-------- PROVIDED RECORDS --------

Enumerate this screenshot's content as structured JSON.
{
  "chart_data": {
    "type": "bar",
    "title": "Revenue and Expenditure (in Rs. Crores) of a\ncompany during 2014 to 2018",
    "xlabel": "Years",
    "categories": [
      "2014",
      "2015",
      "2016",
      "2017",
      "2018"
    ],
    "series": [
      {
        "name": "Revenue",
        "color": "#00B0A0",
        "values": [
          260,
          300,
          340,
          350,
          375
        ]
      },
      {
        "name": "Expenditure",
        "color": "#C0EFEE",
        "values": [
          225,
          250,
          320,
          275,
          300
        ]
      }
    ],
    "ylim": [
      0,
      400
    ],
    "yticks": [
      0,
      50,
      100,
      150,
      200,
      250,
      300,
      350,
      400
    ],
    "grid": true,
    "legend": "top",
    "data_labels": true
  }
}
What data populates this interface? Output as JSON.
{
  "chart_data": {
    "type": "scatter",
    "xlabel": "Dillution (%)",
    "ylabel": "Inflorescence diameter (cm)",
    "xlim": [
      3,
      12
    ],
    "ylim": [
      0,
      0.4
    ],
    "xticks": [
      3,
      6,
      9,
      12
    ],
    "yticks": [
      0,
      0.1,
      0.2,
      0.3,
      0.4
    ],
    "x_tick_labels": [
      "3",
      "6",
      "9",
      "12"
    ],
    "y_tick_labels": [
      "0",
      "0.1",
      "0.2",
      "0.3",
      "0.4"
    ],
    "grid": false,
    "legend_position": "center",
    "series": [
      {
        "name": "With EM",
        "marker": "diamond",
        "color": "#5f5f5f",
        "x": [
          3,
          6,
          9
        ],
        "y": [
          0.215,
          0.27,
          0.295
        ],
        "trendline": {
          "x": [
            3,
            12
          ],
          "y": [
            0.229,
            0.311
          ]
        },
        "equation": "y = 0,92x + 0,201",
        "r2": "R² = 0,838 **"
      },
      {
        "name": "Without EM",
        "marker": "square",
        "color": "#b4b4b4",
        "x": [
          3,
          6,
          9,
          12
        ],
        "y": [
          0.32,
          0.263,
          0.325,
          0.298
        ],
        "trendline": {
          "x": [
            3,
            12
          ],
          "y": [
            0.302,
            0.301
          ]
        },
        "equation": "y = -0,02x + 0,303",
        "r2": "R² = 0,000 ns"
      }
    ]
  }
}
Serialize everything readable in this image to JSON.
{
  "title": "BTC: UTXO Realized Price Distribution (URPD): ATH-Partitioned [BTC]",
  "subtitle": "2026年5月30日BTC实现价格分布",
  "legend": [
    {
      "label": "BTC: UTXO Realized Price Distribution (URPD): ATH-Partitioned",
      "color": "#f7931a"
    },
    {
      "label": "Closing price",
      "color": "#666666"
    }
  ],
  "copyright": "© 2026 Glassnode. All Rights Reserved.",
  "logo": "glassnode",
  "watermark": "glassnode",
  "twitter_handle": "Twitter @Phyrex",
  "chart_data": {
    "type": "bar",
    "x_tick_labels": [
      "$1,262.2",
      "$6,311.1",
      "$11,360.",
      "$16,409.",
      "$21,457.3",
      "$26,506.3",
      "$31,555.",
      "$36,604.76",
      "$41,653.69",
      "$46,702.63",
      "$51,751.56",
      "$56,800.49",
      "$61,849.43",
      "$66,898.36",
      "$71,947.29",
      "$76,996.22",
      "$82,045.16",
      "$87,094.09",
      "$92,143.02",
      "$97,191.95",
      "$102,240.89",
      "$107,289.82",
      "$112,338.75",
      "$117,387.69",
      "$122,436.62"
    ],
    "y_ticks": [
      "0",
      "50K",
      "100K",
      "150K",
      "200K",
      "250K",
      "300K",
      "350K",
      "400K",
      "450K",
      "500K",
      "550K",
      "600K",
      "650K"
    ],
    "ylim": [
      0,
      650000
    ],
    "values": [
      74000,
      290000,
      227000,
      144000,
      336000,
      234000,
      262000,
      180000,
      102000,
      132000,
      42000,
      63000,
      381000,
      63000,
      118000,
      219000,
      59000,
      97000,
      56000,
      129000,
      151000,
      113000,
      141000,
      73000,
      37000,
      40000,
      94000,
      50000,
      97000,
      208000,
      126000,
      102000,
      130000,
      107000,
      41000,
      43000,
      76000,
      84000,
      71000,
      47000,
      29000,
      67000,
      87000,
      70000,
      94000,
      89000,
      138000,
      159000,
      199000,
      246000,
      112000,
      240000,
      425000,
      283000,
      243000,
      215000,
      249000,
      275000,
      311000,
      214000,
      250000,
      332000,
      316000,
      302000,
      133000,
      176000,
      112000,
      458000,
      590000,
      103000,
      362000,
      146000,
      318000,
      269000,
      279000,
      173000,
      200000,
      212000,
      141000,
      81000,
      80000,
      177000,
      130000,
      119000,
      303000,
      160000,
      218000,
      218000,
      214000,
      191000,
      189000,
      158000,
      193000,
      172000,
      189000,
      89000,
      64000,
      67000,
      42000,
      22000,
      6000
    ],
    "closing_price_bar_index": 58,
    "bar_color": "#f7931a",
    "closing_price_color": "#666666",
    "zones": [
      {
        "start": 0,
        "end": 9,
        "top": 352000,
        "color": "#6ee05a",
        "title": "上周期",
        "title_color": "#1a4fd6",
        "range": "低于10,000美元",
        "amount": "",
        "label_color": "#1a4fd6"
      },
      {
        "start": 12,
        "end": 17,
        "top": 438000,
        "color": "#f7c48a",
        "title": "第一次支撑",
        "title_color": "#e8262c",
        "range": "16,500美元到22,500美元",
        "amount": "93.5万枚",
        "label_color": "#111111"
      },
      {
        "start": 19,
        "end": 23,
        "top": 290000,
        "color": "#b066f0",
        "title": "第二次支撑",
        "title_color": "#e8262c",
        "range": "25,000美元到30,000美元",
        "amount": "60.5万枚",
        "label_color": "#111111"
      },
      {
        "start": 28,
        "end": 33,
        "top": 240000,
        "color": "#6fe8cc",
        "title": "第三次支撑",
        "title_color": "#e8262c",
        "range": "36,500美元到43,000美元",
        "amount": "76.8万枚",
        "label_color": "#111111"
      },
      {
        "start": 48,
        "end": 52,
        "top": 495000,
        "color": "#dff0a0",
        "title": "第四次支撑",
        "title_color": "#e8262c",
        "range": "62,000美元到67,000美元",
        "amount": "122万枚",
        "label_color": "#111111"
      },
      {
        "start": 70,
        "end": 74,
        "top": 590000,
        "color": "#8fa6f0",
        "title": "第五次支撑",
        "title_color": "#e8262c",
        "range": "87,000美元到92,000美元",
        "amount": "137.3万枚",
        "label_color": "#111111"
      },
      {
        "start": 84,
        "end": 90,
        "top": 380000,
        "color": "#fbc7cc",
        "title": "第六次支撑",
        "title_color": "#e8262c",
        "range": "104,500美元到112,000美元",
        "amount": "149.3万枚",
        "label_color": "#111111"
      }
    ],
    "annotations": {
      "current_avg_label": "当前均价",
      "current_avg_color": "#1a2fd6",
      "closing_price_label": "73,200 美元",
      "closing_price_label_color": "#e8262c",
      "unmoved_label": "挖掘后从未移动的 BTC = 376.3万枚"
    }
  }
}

--------

▸ WORK REQUIRED: Repeat the listing above without any change.

▸ ANSWER TO THE PROBLEM:
Enumerate this screenshot's content as structured JSON.
{
  "chart_data": {
    "type": "bar",
    "title": "Revenue and Expenditure (in Rs. Crores) of a\ncompany during 2014 to 2018",
    "xlabel": "Years",
    "categories": [
      "2014",
      "2015",
      "2016",
      "2017",
      "2018"
    ],
    "series": [
      {
        "name": "Revenue",
        "color": "#00B0A0",
        "values": [
          260,
          300,
          340,
          350,
          375
        ]
      },
      {
        "name": "Expenditure",
        "color": "#C0EFEE",
        "values": [
          225,
          250,
          320,
          275,
          300
        ]
      }
    ],
    "ylim": [
      0,
      400
    ],
    "yticks": [
      0,
      50,
      100,
      150,
      200,
      250,
      300,
      350,
      400
    ],
    "grid": true,
    "legend": "top",
    "data_labels": true
  }
}
What data populates this interface? Output as JSON.
{
  "chart_data": {
    "type": "scatter",
    "xlabel": "Dillution (%)",
    "ylabel": "Inflorescence diameter (cm)",
    "xlim": [
      3,
      12
    ],
    "ylim": [
      0,
      0.4
    ],
    "xticks": [
      3,
      6,
      9,
      12
    ],
    "yticks": [
      0,
      0.1,
      0.2,
      0.3,
      0.4
    ],
    "x_tick_labels": [
      "3",
      "6",
      "9",
      "12"
    ],
    "y_tick_labels": [
      "0",
      "0.1",
      "0.2",
      "0.3",
      "0.4"
    ],
    "grid": false,
    "legend_position": "center",
    "series": [
      {
        "name": "With EM",
        "marker": "diamond",
        "color": "#5f5f5f",
        "x": [
          3,
          6,
          9
        ],
        "y": [
          0.215,
          0.27,
          0.295
        ],
        "trendline": {
          "x": [
            3,
            12
          ],
          "y": [
            0.229,
            0.311
          ]
        },
        "equation": "y = 0,92x + 0,201",
        "r2": "R² = 0,838 **"
      },
      {
        "name": "Without EM",
        "marker": "square",
        "color": "#b4b4b4",
        "x": [
          3,
          6,
          9,
          12
        ],
        "y": [
          0.32,
          0.263,
          0.325,
          0.298
        ],
        "trendline": {
          "x": [
            3,
            12
          ],
          "y": [
            0.302,
            0.301
          ]
        },
        "equation": "y = -0,02x + 0,303",
        "r2": "R² = 0,000 ns"
      }
    ]
  }
}
Serialize everything readable in this image to JSON.
{
  "title": "BTC: UTXO Realized Price Distribution (URPD): ATH-Partitioned [BTC]",
  "subtitle": "2026年5月30日BTC实现价格分布",
  "legend": [
    {
      "label": "BTC: UTXO Realized Price Distribution (URPD): ATH-Partitioned",
      "color": "#f7931a"
    },
    {
      "label": "Closing price",
      "color": "#666666"
    }
  ],
  "copyright": "© 2026 Glassnode. All Rights Reserved.",
  "logo": "glassnode",
  "watermark": "glassnode",
  "twitter_handle": "Twitter @Phyrex",
  "chart_data": {
    "type": "bar",
    "x_tick_labels": [
      "$1,262.2",
      "$6,311.1",
      "$11,360.",
      "$16,409.",
      "$21,457.3",
      "$26,506.3",
      "$31,555.",
      "$36,604.76",
      "$41,653.69",
      "$46,702.63",
      "$51,751.56",
      "$56,800.49",
      "$61,849.43",
      "$66,898.36",
      "$71,947.29",
      "$76,996.22",
      "$82,045.16",
      "$87,094.09",
      "$92,143.02",
      "$97,191.95",
      "$102,240.89",
      "$107,289.82",
      "$112,338.75",
      "$117,387.69",
      "$122,436.62"
    ],
    "y_ticks": [
      "0",
      "50K",
      "100K",
      "150K",
      "200K",
      "250K",
      "300K",
      "350K",
      "400K",
      "450K",
      "500K",
      "550K",
      "600K",
      "650K"
    ],
    "ylim": [
      0,
      650000
    ],
    "values": [
      74000,
      290000,
      227000,
      144000,
      336000,
      234000,
      262000,
      180000,
      102000,
      132000,
      42000,
      63000,
      381000,
      63000,
      118000,
      219000,
      59000,
      97000,
      56000,
      129000,
      151000,
      113000,
      141000,
      73000,
      37000,
      40000,
      94000,
      50000,
      97000,
      208000,
      126000,
      102000,
      130000,
      107000,
      41000,
      43000,
      76000,
      84000,
      71000,
      47000,
      29000,
      67000,
      87000,
      70000,
      94000,
      89000,
      138000,
      159000,
      199000,
      246000,
      112000,
      240000,
      425000,
      283000,
      243000,
      215000,
      249000,
      275000,
      311000,
      214000,
      250000,
      332000,
      316000,
      302000,
      133000,
      176000,
      112000,
      458000,
      590000,
      103000,
      362000,
      146000,
      318000,
      269000,
      279000,
      173000,
      200000,
      212000,
      141000,
      81000,
      80000,
      177000,
      130000,
      119000,
      303000,
      160000,
      218000,
      218000,
      214000,
      191000,
      189000,
      158000,
      193000,
      172000,
      189000,
      89000,
      64000,
      67000,
      42000,
      22000,
      6000
    ],
    "closing_price_bar_index": 58,
    "bar_color": "#f7931a",
    "closing_price_color": "#666666",
    "zones": [
      {
        "start": 0,
        "end": 9,
        "top": 352000,
        "color": "#6ee05a",
        "title": "上周期",
        "title_color": "#1a4fd6",
        "range": "低于10,000美元",
        "amount": "",
        "label_color": "#1a4fd6"
      },
      {
        "start": 12,
        "end": 17,
        "top": 438000,
        "color": "#f7c48a",
        "title": "第一次支撑",
        "title_color": "#e8262c",
        "range": "16,500美元到22,500美元",
        "amount": "93.5万枚",
        "label_color": "#111111"
      },
      {
        "start": 19,
        "end": 23,
        "top": 290000,
        "color": "#b066f0",
        "title": "第二次支撑",
        "title_color": "#e8262c",
        "range": "25,000美元到30,000美元",
        "amount": "60.5万枚",
        "label_color": "#111111"
      },
      {
        "start": 28,
        "end": 33,
        "top": 240000,
        "color": "#6fe8cc",
        "title": "第三次支撑",
        "title_color": "#e8262c",
        "range": "36,500美元到43,000美元",
        "amount": "76.8万枚",
        "label_color": "#111111"
      },
      {
        "start": 48,
        "end": 52,
        "top": 495000,
        "color": "#dff0a0",
        "title": "第四次支撑",
        "title_color": "#e8262c",
        "range": "62,000美元到67,000美元",
        "amount": "122万枚",
        "label_color": "#111111"
      },
      {
        "start": 70,
        "end": 74,
        "top": 590000,
        "color": "#8fa6f0",
        "title": "第五次支撑",
        "title_color": "#e8262c",
        "range": "87,000美元到92,000美元",
        "amount": "137.3万枚",
        "label_color": "#111111"
      },
      {
        "start": 84,
        "end": 90,
        "top": 380000,
        "color": "#fbc7cc",
        "title": "第六次支撑",
        "title_color": "#e8262c",
        "range": "104,500美元到112,000美元",
        "amount": "149.3万枚",
        "label_color": "#111111"
      }
    ],
    "annotations": {
      "current_avg_label": "当前均价",
      "current_avg_color": "#1a2fd6",
      "closing_price_label": "73,200 美元",
      "closing_price_label_color": "#e8262c",
      "unmoved_label": "挖掘后从未移动的 BTC = 376.3万枚"
    }
  }
}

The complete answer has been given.